Given task:
Report how many lines hold the word "vous"; answer with the number alone.

Supplied material:
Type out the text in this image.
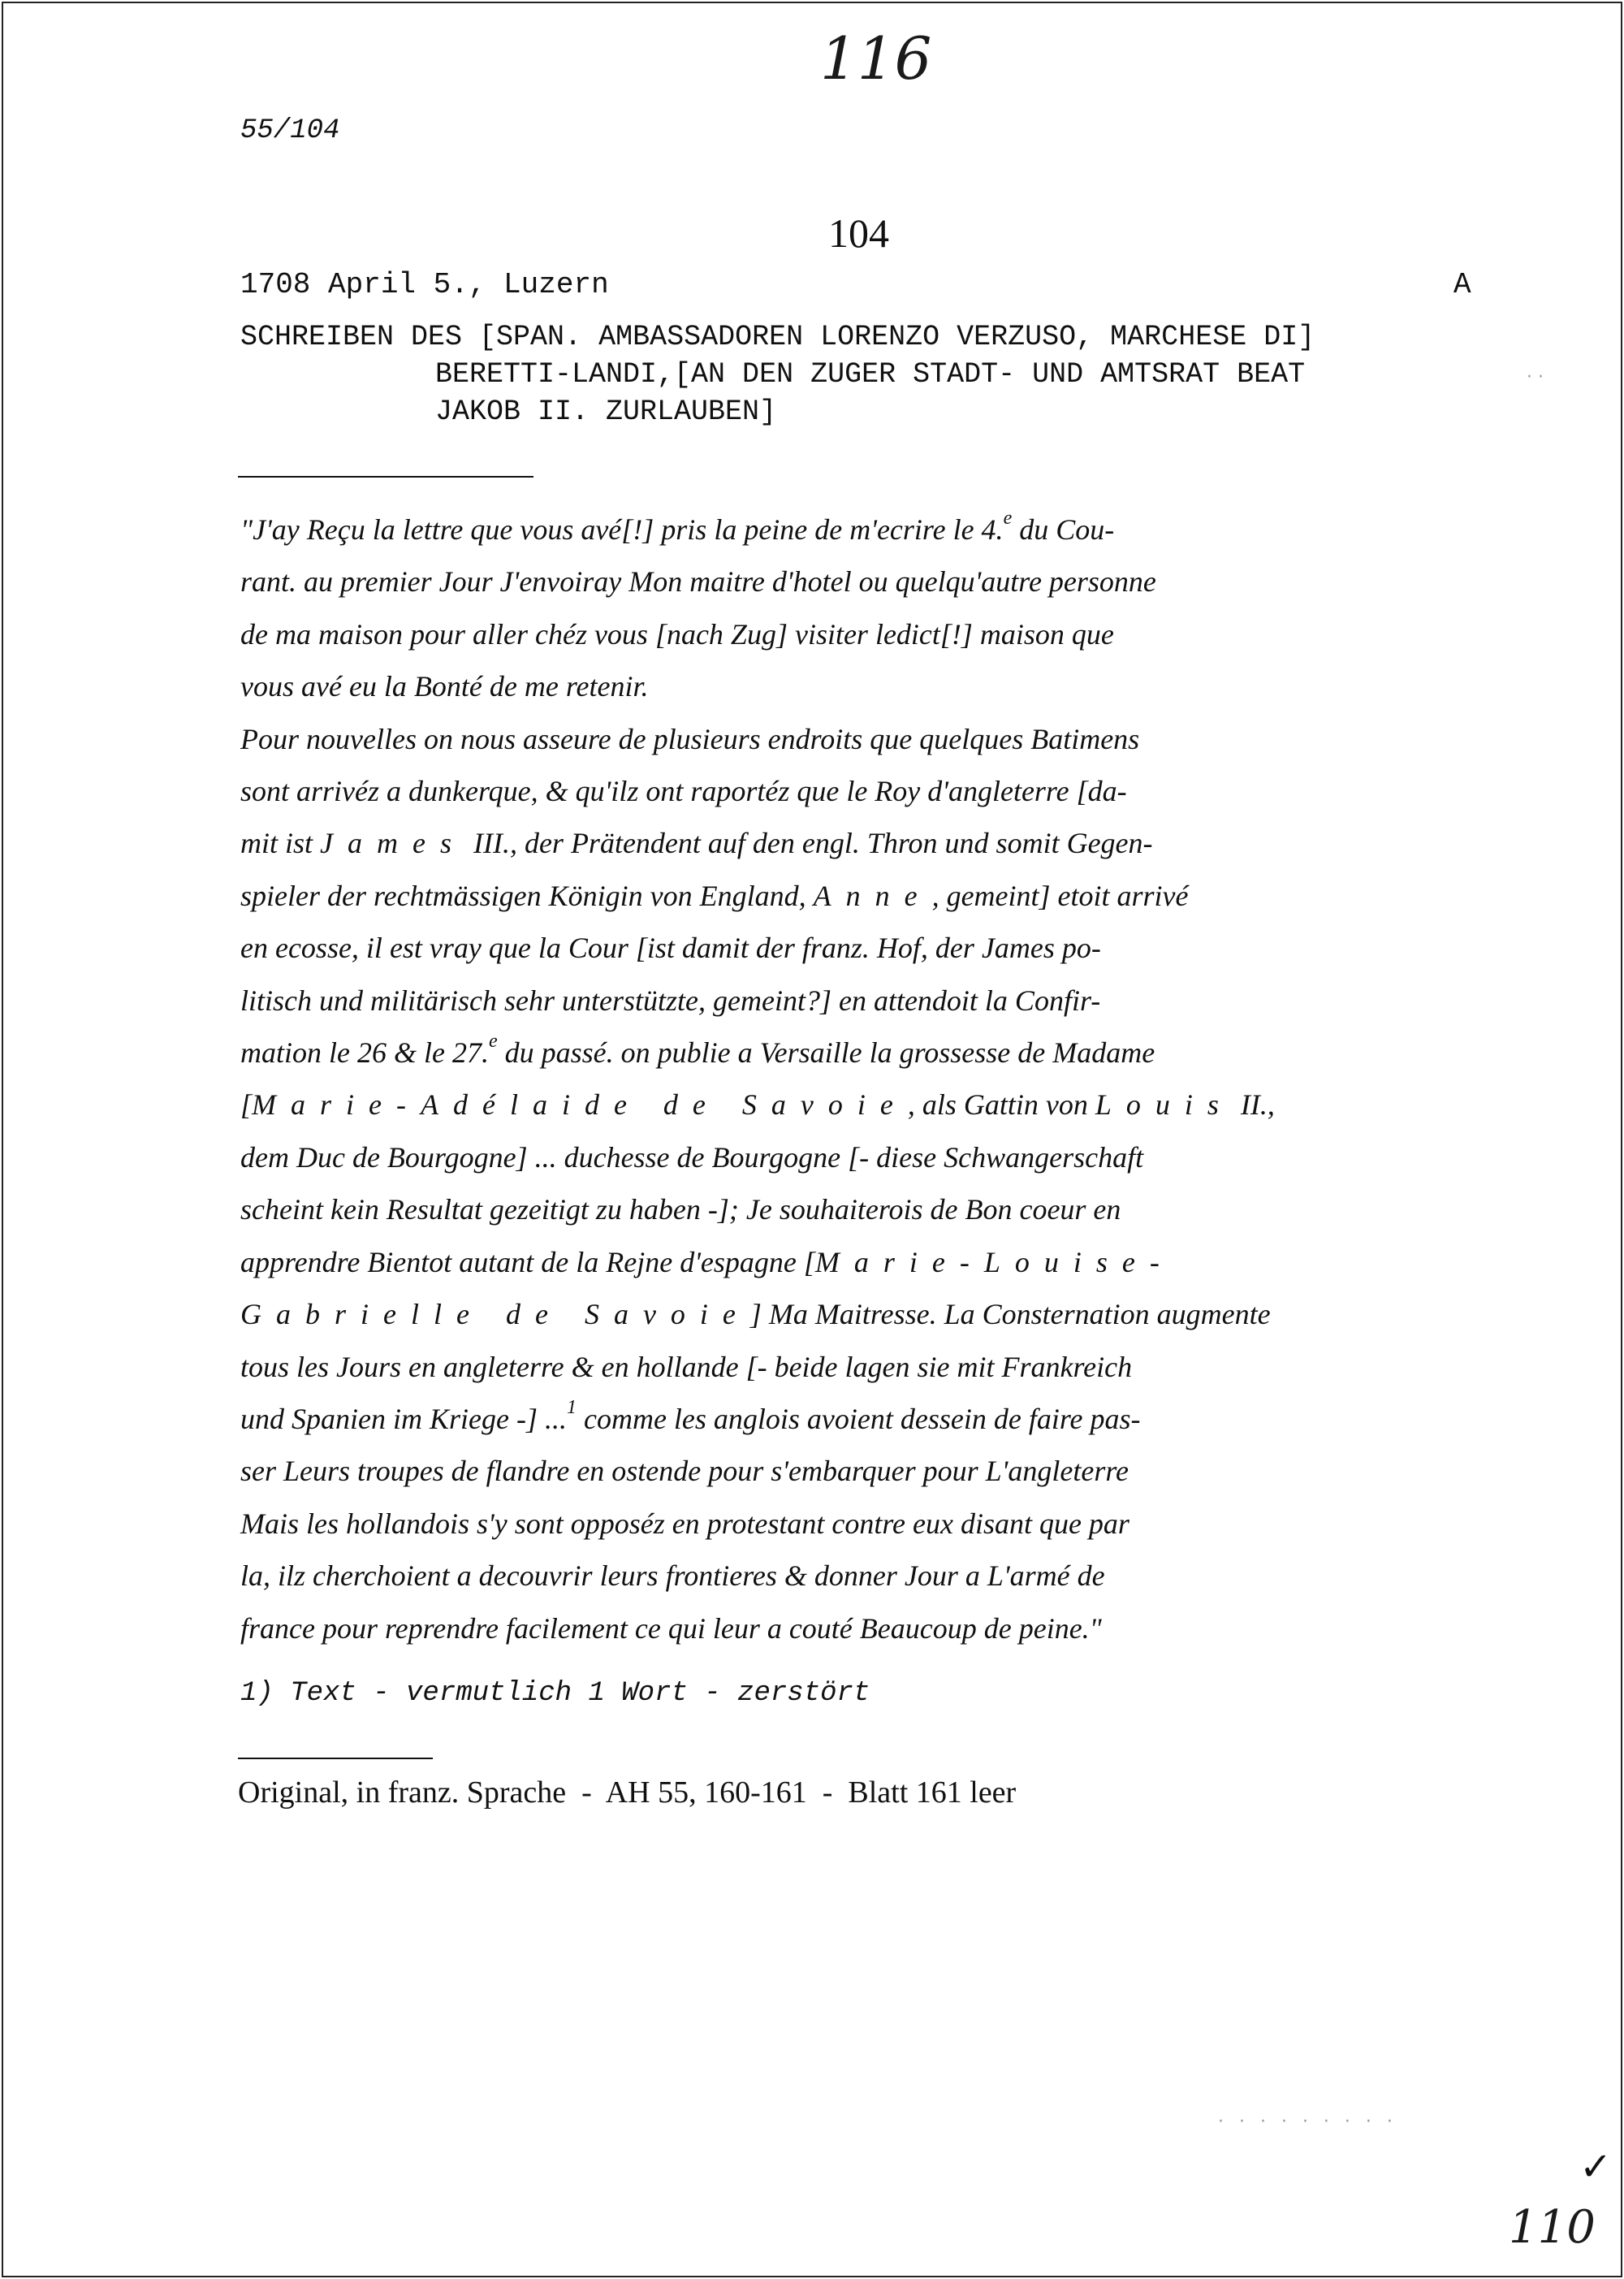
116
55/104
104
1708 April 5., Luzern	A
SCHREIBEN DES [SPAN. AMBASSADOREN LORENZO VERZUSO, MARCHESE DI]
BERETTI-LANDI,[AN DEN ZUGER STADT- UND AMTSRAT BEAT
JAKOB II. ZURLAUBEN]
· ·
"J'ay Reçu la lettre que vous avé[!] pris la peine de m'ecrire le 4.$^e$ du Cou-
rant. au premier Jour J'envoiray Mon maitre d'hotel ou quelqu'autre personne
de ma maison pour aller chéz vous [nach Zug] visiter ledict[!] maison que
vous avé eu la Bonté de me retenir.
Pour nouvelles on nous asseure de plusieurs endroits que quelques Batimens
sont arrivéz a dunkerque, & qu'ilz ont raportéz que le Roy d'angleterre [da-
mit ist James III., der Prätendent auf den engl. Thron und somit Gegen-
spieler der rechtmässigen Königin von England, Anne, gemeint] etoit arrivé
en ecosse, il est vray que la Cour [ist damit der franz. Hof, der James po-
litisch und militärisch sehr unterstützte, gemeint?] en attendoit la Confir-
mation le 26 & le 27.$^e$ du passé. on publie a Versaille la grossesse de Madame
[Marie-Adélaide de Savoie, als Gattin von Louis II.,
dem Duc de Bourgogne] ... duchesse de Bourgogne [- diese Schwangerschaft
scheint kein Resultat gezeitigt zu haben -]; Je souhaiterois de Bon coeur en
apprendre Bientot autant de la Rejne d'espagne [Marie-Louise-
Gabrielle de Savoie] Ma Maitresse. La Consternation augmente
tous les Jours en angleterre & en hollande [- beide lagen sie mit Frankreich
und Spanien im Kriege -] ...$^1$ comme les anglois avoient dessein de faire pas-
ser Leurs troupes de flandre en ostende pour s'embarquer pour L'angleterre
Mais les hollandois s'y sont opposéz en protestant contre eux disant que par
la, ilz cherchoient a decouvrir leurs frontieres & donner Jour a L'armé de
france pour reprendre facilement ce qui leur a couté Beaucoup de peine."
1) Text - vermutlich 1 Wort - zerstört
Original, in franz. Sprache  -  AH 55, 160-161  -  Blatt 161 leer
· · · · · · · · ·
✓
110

Response to this exercise:
3